*Work to do*
Copy out exactly the lines from the one containing "OCR this image." to the end of the records below, both included, and nothing else.

*Material for the task*
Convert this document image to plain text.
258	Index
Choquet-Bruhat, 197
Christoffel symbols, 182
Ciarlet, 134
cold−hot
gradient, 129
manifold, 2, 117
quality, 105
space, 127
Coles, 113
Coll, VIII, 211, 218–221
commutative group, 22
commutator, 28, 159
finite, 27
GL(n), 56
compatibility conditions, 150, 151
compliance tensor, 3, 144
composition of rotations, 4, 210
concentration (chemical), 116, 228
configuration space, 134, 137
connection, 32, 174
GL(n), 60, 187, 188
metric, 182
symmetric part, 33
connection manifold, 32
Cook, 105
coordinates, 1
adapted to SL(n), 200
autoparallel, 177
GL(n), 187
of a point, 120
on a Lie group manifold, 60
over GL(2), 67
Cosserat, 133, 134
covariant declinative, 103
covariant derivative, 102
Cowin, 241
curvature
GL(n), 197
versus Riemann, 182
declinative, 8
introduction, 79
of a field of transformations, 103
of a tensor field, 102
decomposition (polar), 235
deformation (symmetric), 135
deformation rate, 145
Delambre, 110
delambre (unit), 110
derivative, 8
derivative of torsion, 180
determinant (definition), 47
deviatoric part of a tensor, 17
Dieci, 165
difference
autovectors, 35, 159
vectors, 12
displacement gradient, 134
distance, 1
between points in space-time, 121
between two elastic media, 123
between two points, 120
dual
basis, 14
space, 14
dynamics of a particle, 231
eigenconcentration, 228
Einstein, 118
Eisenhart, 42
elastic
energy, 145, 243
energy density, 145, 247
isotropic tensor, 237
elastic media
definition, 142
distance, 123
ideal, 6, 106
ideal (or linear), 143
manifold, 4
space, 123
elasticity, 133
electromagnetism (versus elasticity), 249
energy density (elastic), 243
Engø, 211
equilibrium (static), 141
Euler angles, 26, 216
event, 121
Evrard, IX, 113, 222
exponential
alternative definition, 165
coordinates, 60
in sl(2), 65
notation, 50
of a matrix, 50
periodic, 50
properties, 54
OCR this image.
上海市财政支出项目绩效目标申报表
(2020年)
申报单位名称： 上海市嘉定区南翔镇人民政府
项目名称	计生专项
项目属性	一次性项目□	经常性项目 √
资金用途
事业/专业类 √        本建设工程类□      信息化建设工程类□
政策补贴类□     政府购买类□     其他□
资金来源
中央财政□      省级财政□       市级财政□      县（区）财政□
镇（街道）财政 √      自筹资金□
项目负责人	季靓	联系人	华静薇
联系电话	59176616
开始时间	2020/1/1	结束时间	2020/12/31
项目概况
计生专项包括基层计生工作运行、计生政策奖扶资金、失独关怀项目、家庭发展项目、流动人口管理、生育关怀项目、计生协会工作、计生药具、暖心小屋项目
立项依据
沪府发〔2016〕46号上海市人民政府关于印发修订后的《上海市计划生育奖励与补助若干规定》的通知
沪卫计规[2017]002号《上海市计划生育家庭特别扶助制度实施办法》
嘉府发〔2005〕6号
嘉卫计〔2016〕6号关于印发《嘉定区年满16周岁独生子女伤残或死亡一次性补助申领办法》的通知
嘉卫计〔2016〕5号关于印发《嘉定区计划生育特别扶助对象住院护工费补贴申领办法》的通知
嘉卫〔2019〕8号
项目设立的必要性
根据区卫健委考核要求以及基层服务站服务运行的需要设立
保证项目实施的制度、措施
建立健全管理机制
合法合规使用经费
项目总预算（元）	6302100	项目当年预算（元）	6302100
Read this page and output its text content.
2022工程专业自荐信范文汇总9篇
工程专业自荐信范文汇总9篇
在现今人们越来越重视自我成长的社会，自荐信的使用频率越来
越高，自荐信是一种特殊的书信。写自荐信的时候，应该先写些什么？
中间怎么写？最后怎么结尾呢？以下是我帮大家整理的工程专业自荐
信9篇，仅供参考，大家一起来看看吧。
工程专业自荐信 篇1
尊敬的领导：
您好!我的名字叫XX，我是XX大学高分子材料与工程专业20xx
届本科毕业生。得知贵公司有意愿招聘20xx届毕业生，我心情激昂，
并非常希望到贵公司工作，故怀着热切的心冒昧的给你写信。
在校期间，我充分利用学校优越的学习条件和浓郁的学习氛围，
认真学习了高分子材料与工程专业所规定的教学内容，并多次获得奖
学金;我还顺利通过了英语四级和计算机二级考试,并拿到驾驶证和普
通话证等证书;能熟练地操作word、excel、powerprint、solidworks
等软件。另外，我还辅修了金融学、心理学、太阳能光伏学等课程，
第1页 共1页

*Task output*
OCR this image.
上海市财政支出项目绩效目标申报表
(2020年)
申报单位名称： 上海市嘉定区南翔镇人民政府
项目名称	计生专项
项目属性	一次性项目□	经常性项目 √
资金用途
事业/专业类 √        本建设工程类□      信息化建设工程类□
政策补贴类□     政府购买类□     其他□
资金来源
中央财政□      省级财政□       市级财政□      县（区）财政□
镇（街道）财政 √      自筹资金□
项目负责人	季靓	联系人	华静薇
联系电话	59176616
开始时间	2020/1/1	结束时间	2020/12/31
项目概况
计生专项包括基层计生工作运行、计生政策奖扶资金、失独关怀项目、家庭发展项目、流动人口管理、生育关怀项目、计生协会工作、计生药具、暖心小屋项目
立项依据
沪府发〔2016〕46号上海市人民政府关于印发修订后的《上海市计划生育奖励与补助若干规定》的通知
沪卫计规[2017]002号《上海市计划生育家庭特别扶助制度实施办法》
嘉府发〔2005〕6号
嘉卫计〔2016〕6号关于印发《嘉定区年满16周岁独生子女伤残或死亡一次性补助申领办法》的通知
嘉卫计〔2016〕5号关于印发《嘉定区计划生育特别扶助对象住院护工费补贴申领办法》的通知
嘉卫〔2019〕8号
项目设立的必要性
根据区卫健委考核要求以及基层服务站服务运行的需要设立
保证项目实施的制度、措施
建立健全管理机制
合法合规使用经费
项目总预算（元）	6302100	项目当年预算（元）	6302100
Read this page and output its text content.
2022工程专业自荐信范文汇总9篇
工程专业自荐信范文汇总9篇
在现今人们越来越重视自我成长的社会，自荐信的使用频率越来
越高，自荐信是一种特殊的书信。写自荐信的时候，应该先写些什么？
中间怎么写？最后怎么结尾呢？以下是我帮大家整理的工程专业自荐
信9篇，仅供参考，大家一起来看看吧。
工程专业自荐信 篇1
尊敬的领导：
您好!我的名字叫XX，我是XX大学高分子材料与工程专业20xx
届本科毕业生。得知贵公司有意愿招聘20xx届毕业生，我心情激昂，
并非常希望到贵公司工作，故怀着热切的心冒昧的给你写信。
在校期间，我充分利用学校优越的学习条件和浓郁的学习氛围，
认真学习了高分子材料与工程专业所规定的教学内容，并多次获得奖
学金;我还顺利通过了英语四级和计算机二级考试,并拿到驾驶证和普
通话证等证书;能熟练地操作word、excel、powerprint、solidworks
等软件。另外，我还辅修了金融学、心理学、太阳能光伏学等课程，
第1页 共1页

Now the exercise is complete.